Extract the full set of records that follows, word for word.

__Entries shown__.
— begin —

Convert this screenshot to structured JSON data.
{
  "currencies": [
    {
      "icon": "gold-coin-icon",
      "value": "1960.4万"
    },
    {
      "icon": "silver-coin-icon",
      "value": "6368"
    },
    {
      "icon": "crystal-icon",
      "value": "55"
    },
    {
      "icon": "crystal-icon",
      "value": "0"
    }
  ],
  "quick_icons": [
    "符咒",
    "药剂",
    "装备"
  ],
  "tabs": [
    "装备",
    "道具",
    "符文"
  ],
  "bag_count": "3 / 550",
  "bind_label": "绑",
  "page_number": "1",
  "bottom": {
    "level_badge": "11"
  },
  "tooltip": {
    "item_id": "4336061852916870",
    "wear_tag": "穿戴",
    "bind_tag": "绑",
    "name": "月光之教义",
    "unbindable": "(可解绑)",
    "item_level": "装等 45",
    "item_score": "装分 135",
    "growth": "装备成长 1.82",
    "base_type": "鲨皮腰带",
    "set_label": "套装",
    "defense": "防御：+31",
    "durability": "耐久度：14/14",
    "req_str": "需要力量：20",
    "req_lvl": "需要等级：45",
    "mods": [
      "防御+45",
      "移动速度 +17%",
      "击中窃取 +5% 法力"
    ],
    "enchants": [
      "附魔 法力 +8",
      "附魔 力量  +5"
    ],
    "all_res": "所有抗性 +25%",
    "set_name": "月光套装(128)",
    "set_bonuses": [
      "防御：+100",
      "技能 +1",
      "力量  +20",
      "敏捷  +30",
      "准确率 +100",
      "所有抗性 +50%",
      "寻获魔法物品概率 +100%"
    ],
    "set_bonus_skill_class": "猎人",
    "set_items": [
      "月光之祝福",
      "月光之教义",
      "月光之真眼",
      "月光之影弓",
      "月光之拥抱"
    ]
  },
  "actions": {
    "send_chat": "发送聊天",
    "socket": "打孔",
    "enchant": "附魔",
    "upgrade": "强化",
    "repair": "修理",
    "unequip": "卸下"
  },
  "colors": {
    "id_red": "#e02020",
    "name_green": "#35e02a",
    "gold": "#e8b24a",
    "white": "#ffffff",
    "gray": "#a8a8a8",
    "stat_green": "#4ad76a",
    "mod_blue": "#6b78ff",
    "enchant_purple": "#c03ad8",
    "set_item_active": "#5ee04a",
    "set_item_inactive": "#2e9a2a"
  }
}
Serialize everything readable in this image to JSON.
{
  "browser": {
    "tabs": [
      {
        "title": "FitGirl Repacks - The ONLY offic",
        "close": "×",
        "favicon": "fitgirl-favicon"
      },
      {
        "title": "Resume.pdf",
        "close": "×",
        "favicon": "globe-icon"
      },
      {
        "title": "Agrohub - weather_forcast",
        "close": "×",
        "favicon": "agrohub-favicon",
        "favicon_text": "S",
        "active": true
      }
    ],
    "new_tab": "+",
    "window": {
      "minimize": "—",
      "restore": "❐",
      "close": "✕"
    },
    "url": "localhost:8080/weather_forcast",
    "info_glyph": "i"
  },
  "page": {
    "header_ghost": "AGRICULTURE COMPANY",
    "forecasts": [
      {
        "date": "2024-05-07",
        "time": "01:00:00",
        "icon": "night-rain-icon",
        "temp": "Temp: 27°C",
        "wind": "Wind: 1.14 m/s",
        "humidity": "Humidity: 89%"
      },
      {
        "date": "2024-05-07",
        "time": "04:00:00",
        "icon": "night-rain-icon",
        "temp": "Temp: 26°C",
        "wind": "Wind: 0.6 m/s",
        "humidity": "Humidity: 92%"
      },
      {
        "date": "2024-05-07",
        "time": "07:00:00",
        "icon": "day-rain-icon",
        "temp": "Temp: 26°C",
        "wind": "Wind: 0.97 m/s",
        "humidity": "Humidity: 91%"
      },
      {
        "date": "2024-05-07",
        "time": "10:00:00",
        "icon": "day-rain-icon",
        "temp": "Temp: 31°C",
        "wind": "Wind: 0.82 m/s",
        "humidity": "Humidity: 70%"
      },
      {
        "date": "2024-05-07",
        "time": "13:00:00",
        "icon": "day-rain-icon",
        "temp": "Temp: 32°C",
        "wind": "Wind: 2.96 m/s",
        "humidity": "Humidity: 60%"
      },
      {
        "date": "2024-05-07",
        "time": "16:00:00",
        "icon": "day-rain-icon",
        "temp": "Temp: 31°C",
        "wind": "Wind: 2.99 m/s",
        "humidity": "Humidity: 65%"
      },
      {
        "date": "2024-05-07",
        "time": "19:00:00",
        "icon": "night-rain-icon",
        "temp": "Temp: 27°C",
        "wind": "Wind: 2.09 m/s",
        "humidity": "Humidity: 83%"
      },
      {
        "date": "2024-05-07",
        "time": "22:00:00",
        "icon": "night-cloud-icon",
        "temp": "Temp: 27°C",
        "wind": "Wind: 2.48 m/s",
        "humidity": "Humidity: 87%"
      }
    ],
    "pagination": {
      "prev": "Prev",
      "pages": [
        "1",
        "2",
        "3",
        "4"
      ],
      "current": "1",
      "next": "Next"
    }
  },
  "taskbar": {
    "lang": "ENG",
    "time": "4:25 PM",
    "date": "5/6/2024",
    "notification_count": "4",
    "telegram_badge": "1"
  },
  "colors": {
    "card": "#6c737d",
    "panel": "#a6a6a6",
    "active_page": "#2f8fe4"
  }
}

— end —

__Response__.
Convert this screenshot to structured JSON data.
{
  "currencies": [
    {
      "icon": "gold-coin-icon",
      "value": "1960.4万"
    },
    {
      "icon": "silver-coin-icon",
      "value": "6368"
    },
    {
      "icon": "crystal-icon",
      "value": "55"
    },
    {
      "icon": "crystal-icon",
      "value": "0"
    }
  ],
  "quick_icons": [
    "符咒",
    "药剂",
    "装备"
  ],
  "tabs": [
    "装备",
    "道具",
    "符文"
  ],
  "bag_count": "3 / 550",
  "bind_label": "绑",
  "page_number": "1",
  "bottom": {
    "level_badge": "11"
  },
  "tooltip": {
    "item_id": "4336061852916870",
    "wear_tag": "穿戴",
    "bind_tag": "绑",
    "name": "月光之教义",
    "unbindable": "(可解绑)",
    "item_level": "装等 45",
    "item_score": "装分 135",
    "growth": "装备成长 1.82",
    "base_type": "鲨皮腰带",
    "set_label": "套装",
    "defense": "防御：+31",
    "durability": "耐久度：14/14",
    "req_str": "需要力量：20",
    "req_lvl": "需要等级：45",
    "mods": [
      "防御+45",
      "移动速度 +17%",
      "击中窃取 +5% 法力"
    ],
    "enchants": [
      "附魔 法力 +8",
      "附魔 力量  +5"
    ],
    "all_res": "所有抗性 +25%",
    "set_name": "月光套装(128)",
    "set_bonuses": [
      "防御：+100",
      "技能 +1",
      "力量  +20",
      "敏捷  +30",
      "准确率 +100",
      "所有抗性 +50%",
      "寻获魔法物品概率 +100%"
    ],
    "set_bonus_skill_class": "猎人",
    "set_items": [
      "月光之祝福",
      "月光之教义",
      "月光之真眼",
      "月光之影弓",
      "月光之拥抱"
    ]
  },
  "actions": {
    "send_chat": "发送聊天",
    "socket": "打孔",
    "enchant": "附魔",
    "upgrade": "强化",
    "repair": "修理",
    "unequip": "卸下"
  },
  "colors": {
    "id_red": "#e02020",
    "name_green": "#35e02a",
    "gold": "#e8b24a",
    "white": "#ffffff",
    "gray": "#a8a8a8",
    "stat_green": "#4ad76a",
    "mod_blue": "#6b78ff",
    "enchant_purple": "#c03ad8",
    "set_item_active": "#5ee04a",
    "set_item_inactive": "#2e9a2a"
  }
}
Serialize everything readable in this image to JSON.
{
  "browser": {
    "tabs": [
      {
        "title": "FitGirl Repacks - The ONLY offic",
        "close": "×",
        "favicon": "fitgirl-favicon"
      },
      {
        "title": "Resume.pdf",
        "close": "×",
        "favicon": "globe-icon"
      },
      {
        "title": "Agrohub - weather_forcast",
        "close": "×",
        "favicon": "agrohub-favicon",
        "favicon_text": "S",
        "active": true
      }
    ],
    "new_tab": "+",
    "window": {
      "minimize": "—",
      "restore": "❐",
      "close": "✕"
    },
    "url": "localhost:8080/weather_forcast",
    "info_glyph": "i"
  },
  "page": {
    "header_ghost": "AGRICULTURE COMPANY",
    "forecasts": [
      {
        "date": "2024-05-07",
        "time": "01:00:00",
        "icon": "night-rain-icon",
        "temp": "Temp: 27°C",
        "wind": "Wind: 1.14 m/s",
        "humidity": "Humidity: 89%"
      },
      {
        "date": "2024-05-07",
        "time": "04:00:00",
        "icon": "night-rain-icon",
        "temp": "Temp: 26°C",
        "wind": "Wind: 0.6 m/s",
        "humidity": "Humidity: 92%"
      },
      {
        "date": "2024-05-07",
        "time": "07:00:00",
        "icon": "day-rain-icon",
        "temp": "Temp: 26°C",
        "wind": "Wind: 0.97 m/s",
        "humidity": "Humidity: 91%"
      },
      {
        "date": "2024-05-07",
        "time": "10:00:00",
        "icon": "day-rain-icon",
        "temp": "Temp: 31°C",
        "wind": "Wind: 0.82 m/s",
        "humidity": "Humidity: 70%"
      },
      {
        "date": "2024-05-07",
        "time": "13:00:00",
        "icon": "day-rain-icon",
        "temp": "Temp: 32°C",
        "wind": "Wind: 2.96 m/s",
        "humidity": "Humidity: 60%"
      },
      {
        "date": "2024-05-07",
        "time": "16:00:00",
        "icon": "day-rain-icon",
        "temp": "Temp: 31°C",
        "wind": "Wind: 2.99 m/s",
        "humidity": "Humidity: 65%"
      },
      {
        "date": "2024-05-07",
        "time": "19:00:00",
        "icon": "night-rain-icon",
        "temp": "Temp: 27°C",
        "wind": "Wind: 2.09 m/s",
        "humidity": "Humidity: 83%"
      },
      {
        "date": "2024-05-07",
        "time": "22:00:00",
        "icon": "night-cloud-icon",
        "temp": "Temp: 27°C",
        "wind": "Wind: 2.48 m/s",
        "humidity": "Humidity: 87%"
      }
    ],
    "pagination": {
      "prev": "Prev",
      "pages": [
        "1",
        "2",
        "3",
        "4"
      ],
      "current": "1",
      "next": "Next"
    }
  },
  "taskbar": {
    "lang": "ENG",
    "time": "4:25 PM",
    "date": "5/6/2024",
    "notification_count": "4",
    "telegram_badge": "1"
  },
  "colors": {
    "card": "#6c737d",
    "panel": "#a6a6a6",
    "active_page": "#2f8fe4"
  }
}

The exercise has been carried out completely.